### Records supplied ###

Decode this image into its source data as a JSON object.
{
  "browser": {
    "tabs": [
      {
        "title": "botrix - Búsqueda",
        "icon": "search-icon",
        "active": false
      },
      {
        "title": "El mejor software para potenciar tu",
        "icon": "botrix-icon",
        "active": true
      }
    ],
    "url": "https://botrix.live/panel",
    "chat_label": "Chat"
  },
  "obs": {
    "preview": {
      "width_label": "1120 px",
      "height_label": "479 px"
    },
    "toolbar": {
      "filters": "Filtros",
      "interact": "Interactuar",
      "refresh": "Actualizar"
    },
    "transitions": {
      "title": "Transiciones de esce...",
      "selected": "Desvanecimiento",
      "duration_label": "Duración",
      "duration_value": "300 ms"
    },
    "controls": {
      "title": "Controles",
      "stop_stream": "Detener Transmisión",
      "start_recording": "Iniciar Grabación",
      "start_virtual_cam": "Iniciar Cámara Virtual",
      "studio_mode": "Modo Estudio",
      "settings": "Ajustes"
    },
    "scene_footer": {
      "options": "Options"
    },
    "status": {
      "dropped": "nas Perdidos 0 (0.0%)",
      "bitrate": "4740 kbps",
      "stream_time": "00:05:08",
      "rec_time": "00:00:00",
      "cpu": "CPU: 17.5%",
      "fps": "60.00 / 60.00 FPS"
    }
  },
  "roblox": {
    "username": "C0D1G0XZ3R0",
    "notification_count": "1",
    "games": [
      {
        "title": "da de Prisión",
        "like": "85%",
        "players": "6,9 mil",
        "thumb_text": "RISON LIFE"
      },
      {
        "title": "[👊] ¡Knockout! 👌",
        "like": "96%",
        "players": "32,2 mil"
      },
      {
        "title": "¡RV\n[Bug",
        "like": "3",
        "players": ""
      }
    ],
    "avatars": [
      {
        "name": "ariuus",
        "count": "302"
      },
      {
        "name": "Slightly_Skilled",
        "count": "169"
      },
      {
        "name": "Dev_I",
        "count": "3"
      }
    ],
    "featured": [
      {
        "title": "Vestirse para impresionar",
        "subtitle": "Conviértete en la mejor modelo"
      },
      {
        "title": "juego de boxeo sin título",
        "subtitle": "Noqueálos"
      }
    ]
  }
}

###

* Short problem: Locate the string "para" in the listing above and copy every line where it occurs.

* Exercise answer:
        "title": "El mejor software para potenciar tu",
        "title": "Vestirse para impresionar",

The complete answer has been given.